» TASK BRIEF: Find every line with "xlabel" in it, then report how many there are and nothing more.

» RECORDS PROVIDED:
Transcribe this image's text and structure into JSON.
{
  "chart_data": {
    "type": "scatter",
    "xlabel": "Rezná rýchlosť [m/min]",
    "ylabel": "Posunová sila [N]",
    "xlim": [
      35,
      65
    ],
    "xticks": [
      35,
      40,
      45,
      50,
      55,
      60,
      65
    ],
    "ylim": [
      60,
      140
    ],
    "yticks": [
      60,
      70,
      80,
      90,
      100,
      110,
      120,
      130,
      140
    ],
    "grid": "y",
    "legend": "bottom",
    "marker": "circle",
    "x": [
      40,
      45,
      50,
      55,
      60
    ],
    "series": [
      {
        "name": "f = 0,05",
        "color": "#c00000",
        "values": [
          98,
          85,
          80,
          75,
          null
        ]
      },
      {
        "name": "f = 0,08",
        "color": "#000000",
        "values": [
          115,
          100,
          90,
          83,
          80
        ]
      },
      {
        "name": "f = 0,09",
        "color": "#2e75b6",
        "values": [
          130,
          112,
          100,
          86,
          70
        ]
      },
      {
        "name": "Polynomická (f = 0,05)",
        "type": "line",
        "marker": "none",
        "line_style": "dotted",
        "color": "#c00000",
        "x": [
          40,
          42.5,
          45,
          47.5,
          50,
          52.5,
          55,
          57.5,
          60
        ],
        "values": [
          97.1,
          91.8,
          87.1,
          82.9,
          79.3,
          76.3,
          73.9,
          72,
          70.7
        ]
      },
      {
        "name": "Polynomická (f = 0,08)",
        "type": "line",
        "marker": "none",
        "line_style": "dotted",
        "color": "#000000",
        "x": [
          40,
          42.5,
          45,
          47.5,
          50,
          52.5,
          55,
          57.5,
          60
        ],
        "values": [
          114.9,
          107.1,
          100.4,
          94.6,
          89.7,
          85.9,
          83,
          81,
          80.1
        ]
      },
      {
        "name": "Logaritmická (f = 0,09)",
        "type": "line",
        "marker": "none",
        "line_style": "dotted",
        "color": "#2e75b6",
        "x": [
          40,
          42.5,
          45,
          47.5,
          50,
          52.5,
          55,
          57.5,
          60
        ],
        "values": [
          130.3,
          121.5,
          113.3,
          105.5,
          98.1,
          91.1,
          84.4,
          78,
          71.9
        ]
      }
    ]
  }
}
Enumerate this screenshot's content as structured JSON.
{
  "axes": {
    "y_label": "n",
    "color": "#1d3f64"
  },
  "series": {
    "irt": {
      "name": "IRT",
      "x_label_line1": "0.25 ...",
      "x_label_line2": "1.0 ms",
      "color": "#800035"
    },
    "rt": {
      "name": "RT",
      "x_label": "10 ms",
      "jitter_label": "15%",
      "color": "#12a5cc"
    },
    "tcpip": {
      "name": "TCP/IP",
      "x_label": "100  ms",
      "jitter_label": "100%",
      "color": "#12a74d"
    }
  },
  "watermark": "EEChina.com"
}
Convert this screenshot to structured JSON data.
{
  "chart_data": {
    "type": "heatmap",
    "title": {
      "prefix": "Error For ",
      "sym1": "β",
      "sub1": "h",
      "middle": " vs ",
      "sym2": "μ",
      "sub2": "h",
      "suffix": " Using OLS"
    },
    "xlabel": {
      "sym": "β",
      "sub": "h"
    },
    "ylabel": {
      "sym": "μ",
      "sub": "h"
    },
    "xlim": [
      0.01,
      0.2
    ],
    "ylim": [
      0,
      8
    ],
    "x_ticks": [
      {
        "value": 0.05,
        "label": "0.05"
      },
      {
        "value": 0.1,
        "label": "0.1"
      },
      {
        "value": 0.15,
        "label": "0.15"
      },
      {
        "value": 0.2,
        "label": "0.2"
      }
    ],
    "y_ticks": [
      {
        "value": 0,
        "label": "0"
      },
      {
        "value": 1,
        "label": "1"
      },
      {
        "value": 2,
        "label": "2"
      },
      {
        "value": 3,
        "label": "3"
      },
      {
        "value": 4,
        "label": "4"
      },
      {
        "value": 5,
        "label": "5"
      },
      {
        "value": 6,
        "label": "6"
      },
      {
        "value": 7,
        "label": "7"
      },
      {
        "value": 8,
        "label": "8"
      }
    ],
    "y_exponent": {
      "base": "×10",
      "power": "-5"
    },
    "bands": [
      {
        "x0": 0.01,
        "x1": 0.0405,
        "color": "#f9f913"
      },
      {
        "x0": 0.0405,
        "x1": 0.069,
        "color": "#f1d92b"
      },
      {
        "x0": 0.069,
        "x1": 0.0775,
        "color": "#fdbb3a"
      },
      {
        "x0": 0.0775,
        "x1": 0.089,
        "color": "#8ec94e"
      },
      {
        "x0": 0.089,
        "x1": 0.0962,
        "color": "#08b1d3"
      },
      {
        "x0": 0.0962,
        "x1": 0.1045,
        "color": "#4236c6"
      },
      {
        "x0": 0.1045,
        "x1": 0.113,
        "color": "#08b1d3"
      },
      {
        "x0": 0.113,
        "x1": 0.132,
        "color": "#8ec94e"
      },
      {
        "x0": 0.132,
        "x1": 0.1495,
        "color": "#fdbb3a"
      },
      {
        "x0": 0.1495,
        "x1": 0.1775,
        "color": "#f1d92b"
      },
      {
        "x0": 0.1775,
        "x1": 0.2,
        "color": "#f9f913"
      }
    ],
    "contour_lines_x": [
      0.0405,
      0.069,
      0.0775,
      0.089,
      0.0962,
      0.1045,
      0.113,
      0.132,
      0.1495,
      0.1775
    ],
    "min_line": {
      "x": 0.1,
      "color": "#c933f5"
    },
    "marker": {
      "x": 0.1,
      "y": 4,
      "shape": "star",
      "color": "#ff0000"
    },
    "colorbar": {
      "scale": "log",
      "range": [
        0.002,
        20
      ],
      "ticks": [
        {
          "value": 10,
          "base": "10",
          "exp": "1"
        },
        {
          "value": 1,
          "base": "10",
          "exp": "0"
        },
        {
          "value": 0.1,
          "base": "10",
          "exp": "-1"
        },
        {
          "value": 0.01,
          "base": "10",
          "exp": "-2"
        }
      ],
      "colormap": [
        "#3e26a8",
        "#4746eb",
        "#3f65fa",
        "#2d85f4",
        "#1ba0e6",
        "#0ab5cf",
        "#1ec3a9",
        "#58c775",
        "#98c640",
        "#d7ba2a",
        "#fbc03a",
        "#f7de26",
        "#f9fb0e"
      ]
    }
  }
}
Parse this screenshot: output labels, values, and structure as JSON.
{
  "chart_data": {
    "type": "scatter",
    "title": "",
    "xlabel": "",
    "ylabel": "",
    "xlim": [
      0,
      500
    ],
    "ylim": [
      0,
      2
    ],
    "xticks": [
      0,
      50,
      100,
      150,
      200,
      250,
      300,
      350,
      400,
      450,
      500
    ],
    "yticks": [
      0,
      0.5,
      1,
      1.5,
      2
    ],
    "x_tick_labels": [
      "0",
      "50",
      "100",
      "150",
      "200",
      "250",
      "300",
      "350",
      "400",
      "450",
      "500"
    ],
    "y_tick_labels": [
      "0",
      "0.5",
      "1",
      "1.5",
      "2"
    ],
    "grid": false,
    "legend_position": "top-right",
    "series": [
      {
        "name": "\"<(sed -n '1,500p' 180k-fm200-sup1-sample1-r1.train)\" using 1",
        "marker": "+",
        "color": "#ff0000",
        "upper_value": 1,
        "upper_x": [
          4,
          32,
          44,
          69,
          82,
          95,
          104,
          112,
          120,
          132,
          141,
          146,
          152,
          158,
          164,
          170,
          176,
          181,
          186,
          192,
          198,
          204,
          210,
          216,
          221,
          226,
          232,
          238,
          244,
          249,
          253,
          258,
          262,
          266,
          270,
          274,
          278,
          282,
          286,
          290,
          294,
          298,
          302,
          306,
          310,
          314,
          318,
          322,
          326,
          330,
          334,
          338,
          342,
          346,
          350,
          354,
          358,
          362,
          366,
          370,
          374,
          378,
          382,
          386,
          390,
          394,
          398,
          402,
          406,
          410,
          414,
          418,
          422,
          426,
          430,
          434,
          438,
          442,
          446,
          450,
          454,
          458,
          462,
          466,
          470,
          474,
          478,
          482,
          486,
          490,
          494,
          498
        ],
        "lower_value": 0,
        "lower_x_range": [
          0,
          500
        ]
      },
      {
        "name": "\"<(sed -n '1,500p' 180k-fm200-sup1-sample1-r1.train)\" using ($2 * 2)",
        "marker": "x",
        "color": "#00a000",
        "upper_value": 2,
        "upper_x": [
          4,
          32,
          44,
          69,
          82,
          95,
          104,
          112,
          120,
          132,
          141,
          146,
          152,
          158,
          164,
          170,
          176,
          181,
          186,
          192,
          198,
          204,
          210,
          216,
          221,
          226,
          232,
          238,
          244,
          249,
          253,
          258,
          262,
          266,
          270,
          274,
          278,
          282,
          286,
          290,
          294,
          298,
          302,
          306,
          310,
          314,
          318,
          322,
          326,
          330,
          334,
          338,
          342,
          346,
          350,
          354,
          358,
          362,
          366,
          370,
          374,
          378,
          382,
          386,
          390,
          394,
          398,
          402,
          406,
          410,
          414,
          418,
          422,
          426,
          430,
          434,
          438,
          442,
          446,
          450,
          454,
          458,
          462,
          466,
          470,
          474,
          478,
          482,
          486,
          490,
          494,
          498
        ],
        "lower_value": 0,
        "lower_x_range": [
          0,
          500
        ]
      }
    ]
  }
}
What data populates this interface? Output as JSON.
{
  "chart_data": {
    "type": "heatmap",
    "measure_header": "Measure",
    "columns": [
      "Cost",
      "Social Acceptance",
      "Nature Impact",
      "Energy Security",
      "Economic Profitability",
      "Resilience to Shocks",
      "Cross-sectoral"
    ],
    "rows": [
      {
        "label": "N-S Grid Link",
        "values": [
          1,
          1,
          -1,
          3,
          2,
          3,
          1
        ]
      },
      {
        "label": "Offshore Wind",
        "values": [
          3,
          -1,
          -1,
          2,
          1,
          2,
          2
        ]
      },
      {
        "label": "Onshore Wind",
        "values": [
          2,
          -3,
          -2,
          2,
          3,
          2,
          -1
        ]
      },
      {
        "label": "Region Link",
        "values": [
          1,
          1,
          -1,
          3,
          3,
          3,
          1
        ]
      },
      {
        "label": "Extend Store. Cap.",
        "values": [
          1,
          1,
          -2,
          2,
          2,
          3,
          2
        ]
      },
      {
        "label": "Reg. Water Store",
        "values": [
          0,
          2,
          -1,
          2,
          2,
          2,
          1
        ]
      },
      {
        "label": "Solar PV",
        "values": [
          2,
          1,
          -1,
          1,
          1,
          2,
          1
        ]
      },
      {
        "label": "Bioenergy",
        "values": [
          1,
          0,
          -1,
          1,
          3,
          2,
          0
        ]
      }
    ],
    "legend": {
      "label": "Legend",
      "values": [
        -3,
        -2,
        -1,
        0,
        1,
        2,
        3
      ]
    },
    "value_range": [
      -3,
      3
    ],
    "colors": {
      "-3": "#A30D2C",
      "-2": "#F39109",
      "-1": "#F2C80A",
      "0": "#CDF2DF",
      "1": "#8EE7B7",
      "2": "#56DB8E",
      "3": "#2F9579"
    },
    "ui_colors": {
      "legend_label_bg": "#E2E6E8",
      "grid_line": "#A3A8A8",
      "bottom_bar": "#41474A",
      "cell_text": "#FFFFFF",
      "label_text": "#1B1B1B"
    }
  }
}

» EXERCISE SOLUTION: 3